Aim: Copy out all lines that carry the word "الصيد".

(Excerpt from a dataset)
---*---
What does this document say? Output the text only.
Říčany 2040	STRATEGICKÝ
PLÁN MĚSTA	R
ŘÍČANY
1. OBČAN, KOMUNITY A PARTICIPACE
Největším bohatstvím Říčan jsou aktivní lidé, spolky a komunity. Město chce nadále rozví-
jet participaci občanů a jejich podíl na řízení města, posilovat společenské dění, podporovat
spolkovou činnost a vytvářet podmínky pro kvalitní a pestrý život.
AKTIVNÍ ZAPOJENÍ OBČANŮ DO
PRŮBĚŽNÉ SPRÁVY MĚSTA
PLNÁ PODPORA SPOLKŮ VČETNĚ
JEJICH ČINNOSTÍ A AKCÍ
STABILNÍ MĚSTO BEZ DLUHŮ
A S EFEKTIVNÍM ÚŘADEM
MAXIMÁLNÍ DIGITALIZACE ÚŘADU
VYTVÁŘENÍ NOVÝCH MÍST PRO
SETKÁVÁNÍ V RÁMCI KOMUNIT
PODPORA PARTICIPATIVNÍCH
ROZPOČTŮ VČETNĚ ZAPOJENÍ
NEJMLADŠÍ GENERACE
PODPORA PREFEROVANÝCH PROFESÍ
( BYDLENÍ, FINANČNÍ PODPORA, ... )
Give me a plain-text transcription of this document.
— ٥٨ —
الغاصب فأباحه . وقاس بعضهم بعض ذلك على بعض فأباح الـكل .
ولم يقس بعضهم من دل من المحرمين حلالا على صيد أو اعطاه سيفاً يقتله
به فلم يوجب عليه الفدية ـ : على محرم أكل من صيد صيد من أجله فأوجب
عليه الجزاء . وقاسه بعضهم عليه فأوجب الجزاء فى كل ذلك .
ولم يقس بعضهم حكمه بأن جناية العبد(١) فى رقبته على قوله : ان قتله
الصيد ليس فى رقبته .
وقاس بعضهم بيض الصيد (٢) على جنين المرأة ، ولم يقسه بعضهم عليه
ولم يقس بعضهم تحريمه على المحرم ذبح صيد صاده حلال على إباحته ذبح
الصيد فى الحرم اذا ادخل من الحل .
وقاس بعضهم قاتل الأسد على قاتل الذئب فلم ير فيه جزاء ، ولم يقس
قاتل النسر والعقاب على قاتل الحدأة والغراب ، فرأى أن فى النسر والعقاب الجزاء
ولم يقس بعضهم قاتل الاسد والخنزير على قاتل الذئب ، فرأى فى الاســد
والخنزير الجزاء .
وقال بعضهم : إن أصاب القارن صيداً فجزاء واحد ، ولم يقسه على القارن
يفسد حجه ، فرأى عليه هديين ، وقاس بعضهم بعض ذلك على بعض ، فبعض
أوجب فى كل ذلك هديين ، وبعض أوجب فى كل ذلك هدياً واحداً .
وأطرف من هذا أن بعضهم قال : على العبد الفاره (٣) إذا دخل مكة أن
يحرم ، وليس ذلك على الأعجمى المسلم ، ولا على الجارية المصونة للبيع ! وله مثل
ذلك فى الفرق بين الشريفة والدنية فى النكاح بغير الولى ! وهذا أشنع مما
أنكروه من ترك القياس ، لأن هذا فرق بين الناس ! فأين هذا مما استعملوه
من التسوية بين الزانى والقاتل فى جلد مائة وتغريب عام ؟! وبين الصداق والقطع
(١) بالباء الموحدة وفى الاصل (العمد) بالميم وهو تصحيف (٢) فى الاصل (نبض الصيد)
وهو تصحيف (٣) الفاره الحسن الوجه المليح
---*---
Completed exercise:
الصيد ليس فى رقبته .
وقاس بعضهم بيض الصيد (٢) على جنين المرأة ، ولم يقسه بعضهم عليه
الصيد فى الحرم اذا ادخل من الحل .
(١) بالباء الموحدة وفى الاصل (العمد) بالميم وهو تصحيف (٢) فى الاصل (نبض الصيد)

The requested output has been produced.